Entries:
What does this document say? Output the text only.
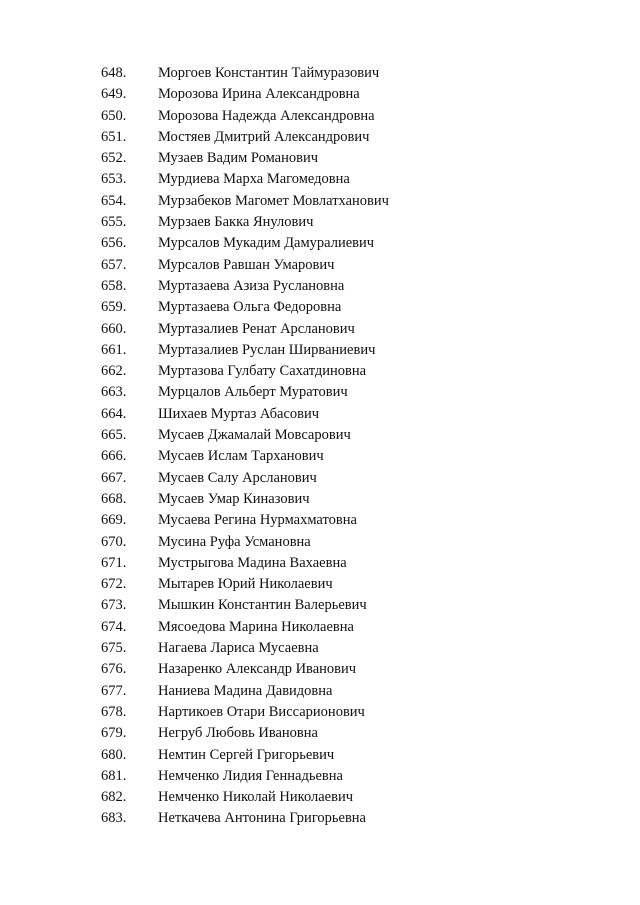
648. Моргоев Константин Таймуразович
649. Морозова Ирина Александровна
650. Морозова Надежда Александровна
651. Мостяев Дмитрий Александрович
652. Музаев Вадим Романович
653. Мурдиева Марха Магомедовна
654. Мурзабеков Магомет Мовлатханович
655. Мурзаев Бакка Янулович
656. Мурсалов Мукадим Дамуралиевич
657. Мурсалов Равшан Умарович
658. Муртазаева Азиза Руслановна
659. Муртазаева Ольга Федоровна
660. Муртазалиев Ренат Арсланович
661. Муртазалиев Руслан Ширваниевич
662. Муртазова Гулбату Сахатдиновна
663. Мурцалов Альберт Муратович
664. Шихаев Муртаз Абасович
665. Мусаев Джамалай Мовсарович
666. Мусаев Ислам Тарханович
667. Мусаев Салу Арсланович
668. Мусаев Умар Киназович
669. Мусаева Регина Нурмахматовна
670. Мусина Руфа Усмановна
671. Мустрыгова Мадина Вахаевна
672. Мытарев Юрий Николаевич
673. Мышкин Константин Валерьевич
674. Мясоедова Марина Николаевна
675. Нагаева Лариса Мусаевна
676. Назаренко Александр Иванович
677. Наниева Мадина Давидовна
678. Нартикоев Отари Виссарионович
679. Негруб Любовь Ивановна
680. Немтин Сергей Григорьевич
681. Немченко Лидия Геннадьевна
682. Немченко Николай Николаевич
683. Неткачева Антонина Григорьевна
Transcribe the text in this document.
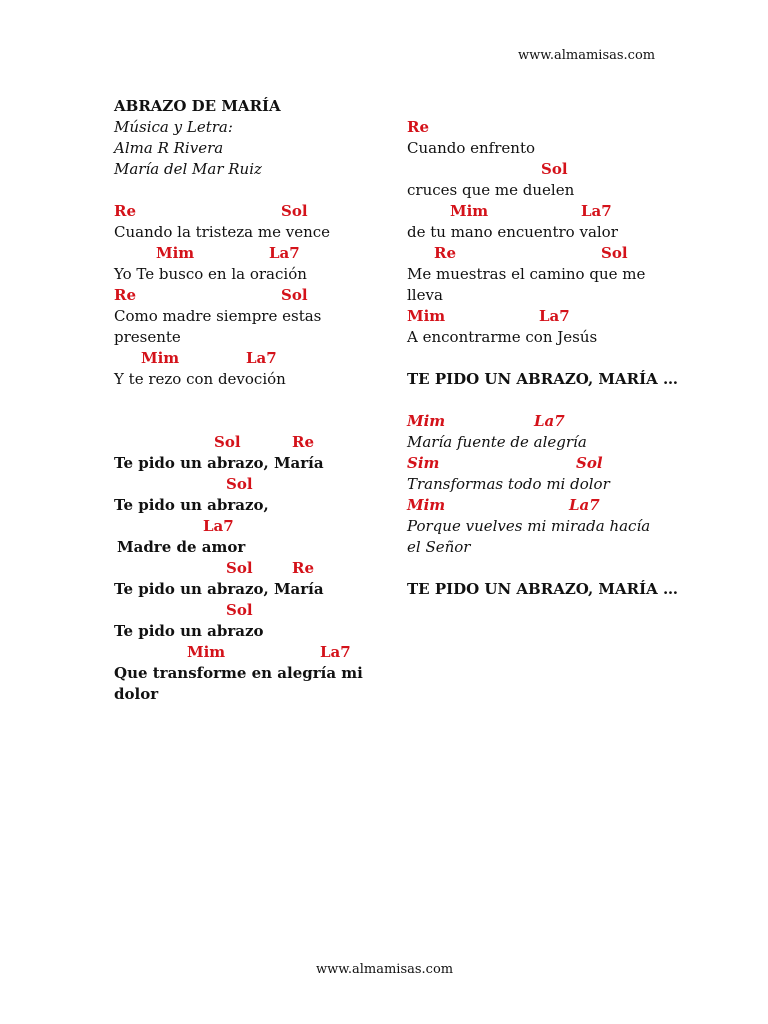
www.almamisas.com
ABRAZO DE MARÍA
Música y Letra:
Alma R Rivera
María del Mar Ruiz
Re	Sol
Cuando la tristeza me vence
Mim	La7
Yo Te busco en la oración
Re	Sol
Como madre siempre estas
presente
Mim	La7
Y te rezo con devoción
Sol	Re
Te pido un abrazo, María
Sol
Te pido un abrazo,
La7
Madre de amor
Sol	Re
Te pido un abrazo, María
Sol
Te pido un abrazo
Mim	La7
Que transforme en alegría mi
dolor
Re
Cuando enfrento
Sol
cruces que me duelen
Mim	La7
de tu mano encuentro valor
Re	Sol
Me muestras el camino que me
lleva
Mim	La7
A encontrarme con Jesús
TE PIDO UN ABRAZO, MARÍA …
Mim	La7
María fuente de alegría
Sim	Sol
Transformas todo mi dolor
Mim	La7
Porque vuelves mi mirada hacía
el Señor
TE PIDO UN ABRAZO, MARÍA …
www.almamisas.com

What you will do:
Copy all the records above exactly, but leave out the pictures.

Reply:
What does this document say? Output the text only.
648. Моргоев Константин Таймуразович
649. Морозова Ирина Александровна
650. Морозова Надежда Александровна
651. Мостяев Дмитрий Александрович
652. Музаев Вадим Романович
653. Мурдиева Марха Магомедовна
654. Мурзабеков Магомет Мовлатханович
655. Мурзаев Бакка Янулович
656. Мурсалов Мукадим Дамуралиевич
657. Мурсалов Равшан Умарович
658. Муртазаева Азиза Руслановна
659. Муртазаева Ольга Федоровна
660. Муртазалиев Ренат Арсланович
661. Муртазалиев Руслан Ширваниевич
662. Муртазова Гулбату Сахатдиновна
663. Мурцалов Альберт Муратович
664. Шихаев Муртаз Абасович
665. Мусаев Джамалай Мовсарович
666. Мусаев Ислам Тарханович
667. Мусаев Салу Арсланович
668. Мусаев Умар Киназович
669. Мусаева Регина Нурмахматовна
670. Мусина Руфа Усмановна
671. Мустрыгова Мадина Вахаевна
672. Мытарев Юрий Николаевич
673. Мышкин Константин Валерьевич
674. Мясоедова Марина Николаевна
675. Нагаева Лариса Мусаевна
676. Назаренко Александр Иванович
677. Наниева Мадина Давидовна
678. Нартикоев Отари Виссарионович
679. Негруб Любовь Ивановна
680. Немтин Сергей Григорьевич
681. Немченко Лидия Геннадьевна
682. Немченко Николай Николаевич
683. Неткачева Антонина Григорьевна
Transcribe the text in this document.
www.almamisas.com
ABRAZO DE MARÍA
Música y Letra:
Alma R Rivera
María del Mar Ruiz
Re	Sol
Cuando la tristeza me vence
Mim	La7
Yo Te busco en la oración
Re	Sol
Como madre siempre estas
presente
Mim	La7
Y te rezo con devoción
Sol	Re
Te pido un abrazo, María
Sol
Te pido un abrazo,
La7
Madre de amor
Sol	Re
Te pido un abrazo, María
Sol
Te pido un abrazo
Mim	La7
Que transforme en alegría mi
dolor
Re
Cuando enfrento
Sol
cruces que me duelen
Mim	La7
de tu mano encuentro valor
Re	Sol
Me muestras el camino que me
lleva
Mim	La7
A encontrarme con Jesús
TE PIDO UN ABRAZO, MARÍA …
Mim	La7
María fuente de alegría
Sim	Sol
Transformas todo mi dolor
Mim	La7
Porque vuelves mi mirada hacía
el Señor
TE PIDO UN ABRAZO, MARÍA …
www.almamisas.com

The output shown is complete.